WORK INSTRUCTIONS: Looking at the listing beneath, work out how many lines hold "this" and report only that figure.

[Source data]
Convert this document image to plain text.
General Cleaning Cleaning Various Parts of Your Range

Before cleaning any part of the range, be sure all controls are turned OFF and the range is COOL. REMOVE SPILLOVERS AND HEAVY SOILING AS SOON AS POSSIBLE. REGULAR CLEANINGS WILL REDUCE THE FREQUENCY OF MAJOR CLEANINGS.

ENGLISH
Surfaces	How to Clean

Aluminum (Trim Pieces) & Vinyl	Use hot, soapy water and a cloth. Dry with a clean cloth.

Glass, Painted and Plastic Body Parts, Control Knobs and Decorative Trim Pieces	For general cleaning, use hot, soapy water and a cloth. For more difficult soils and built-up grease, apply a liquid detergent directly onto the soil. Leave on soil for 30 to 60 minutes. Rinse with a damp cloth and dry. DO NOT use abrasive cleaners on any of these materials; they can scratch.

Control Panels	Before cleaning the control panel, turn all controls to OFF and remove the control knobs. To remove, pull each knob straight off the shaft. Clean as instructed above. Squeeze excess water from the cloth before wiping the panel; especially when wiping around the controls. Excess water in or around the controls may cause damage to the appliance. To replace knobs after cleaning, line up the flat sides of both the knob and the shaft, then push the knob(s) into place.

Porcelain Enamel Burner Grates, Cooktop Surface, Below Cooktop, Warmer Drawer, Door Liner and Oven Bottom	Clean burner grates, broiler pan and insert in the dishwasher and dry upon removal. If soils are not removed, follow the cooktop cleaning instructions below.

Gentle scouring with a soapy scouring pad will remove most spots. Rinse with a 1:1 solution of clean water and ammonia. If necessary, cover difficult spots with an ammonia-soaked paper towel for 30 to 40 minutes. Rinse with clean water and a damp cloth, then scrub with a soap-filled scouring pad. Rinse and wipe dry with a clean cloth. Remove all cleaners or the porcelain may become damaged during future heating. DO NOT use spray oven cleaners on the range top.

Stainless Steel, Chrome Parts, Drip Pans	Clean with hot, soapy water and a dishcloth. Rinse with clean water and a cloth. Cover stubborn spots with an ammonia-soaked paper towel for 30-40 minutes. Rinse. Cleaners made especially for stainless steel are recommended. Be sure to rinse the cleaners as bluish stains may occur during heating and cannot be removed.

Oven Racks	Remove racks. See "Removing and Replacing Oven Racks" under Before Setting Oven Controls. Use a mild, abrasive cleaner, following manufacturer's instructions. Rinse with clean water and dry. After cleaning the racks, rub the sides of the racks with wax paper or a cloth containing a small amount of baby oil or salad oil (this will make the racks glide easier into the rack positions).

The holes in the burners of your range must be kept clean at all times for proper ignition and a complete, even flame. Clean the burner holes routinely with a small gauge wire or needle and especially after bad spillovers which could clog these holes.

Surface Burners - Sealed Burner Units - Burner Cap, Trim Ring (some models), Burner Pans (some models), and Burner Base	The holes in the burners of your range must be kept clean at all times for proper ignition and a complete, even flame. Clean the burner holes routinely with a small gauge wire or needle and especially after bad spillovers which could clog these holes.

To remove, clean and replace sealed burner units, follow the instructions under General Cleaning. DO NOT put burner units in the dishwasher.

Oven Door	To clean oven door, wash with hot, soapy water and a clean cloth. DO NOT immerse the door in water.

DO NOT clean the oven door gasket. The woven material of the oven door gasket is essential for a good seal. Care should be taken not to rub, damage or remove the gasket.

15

RESPONSE BELOW: 2